• [Provided information]

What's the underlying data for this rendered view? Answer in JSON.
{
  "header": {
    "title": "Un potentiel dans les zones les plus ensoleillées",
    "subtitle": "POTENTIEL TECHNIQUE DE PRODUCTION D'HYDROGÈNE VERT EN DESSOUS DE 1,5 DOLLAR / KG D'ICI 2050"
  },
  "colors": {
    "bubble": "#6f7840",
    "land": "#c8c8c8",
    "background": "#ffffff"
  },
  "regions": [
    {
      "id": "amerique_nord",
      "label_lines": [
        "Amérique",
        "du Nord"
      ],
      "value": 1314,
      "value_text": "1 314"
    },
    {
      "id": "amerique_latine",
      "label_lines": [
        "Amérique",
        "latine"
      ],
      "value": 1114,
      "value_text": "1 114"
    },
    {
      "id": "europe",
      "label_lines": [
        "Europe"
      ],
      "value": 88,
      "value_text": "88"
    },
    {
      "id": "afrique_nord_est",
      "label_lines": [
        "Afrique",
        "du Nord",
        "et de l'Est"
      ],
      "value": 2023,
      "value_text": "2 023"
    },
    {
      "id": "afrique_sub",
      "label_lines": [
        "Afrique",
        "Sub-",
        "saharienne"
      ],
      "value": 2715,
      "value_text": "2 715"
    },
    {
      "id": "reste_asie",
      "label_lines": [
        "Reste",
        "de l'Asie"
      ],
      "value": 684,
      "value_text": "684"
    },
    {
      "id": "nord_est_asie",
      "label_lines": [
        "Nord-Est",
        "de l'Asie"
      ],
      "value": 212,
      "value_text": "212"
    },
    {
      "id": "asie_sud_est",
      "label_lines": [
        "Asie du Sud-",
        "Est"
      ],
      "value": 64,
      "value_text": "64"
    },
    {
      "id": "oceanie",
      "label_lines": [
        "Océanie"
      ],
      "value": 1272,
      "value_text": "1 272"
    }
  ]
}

• [Prompt]
Generate an exact reproduction of all entries.

• [The result]
What's the underlying data for this rendered view? Answer in JSON.
{
  "header": {
    "title": "Un potentiel dans les zones les plus ensoleillées",
    "subtitle": "POTENTIEL TECHNIQUE DE PRODUCTION D'HYDROGÈNE VERT EN DESSOUS DE 1,5 DOLLAR / KG D'ICI 2050"
  },
  "colors": {
    "bubble": "#6f7840",
    "land": "#c8c8c8",
    "background": "#ffffff"
  },
  "regions": [
    {
      "id": "amerique_nord",
      "label_lines": [
        "Amérique",
        "du Nord"
      ],
      "value": 1314,
      "value_text": "1 314"
    },
    {
      "id": "amerique_latine",
      "label_lines": [
        "Amérique",
        "latine"
      ],
      "value": 1114,
      "value_text": "1 114"
    },
    {
      "id": "europe",
      "label_lines": [
        "Europe"
      ],
      "value": 88,
      "value_text": "88"
    },
    {
      "id": "afrique_nord_est",
      "label_lines": [
        "Afrique",
        "du Nord",
        "et de l'Est"
      ],
      "value": 2023,
      "value_text": "2 023"
    },
    {
      "id": "afrique_sub",
      "label_lines": [
        "Afrique",
        "Sub-",
        "saharienne"
      ],
      "value": 2715,
      "value_text": "2 715"
    },
    {
      "id": "reste_asie",
      "label_lines": [
        "Reste",
        "de l'Asie"
      ],
      "value": 684,
      "value_text": "684"
    },
    {
      "id": "nord_est_asie",
      "label_lines": [
        "Nord-Est",
        "de l'Asie"
      ],
      "value": 212,
      "value_text": "212"
    },
    {
      "id": "asie_sud_est",
      "label_lines": [
        "Asie du Sud-",
        "Est"
      ],
      "value": 64,
      "value_text": "64"
    },
    {
      "id": "oceanie",
      "label_lines": [
        "Océanie"
      ],
      "value": 1272,
      "value_text": "1 272"
    }
  ]
}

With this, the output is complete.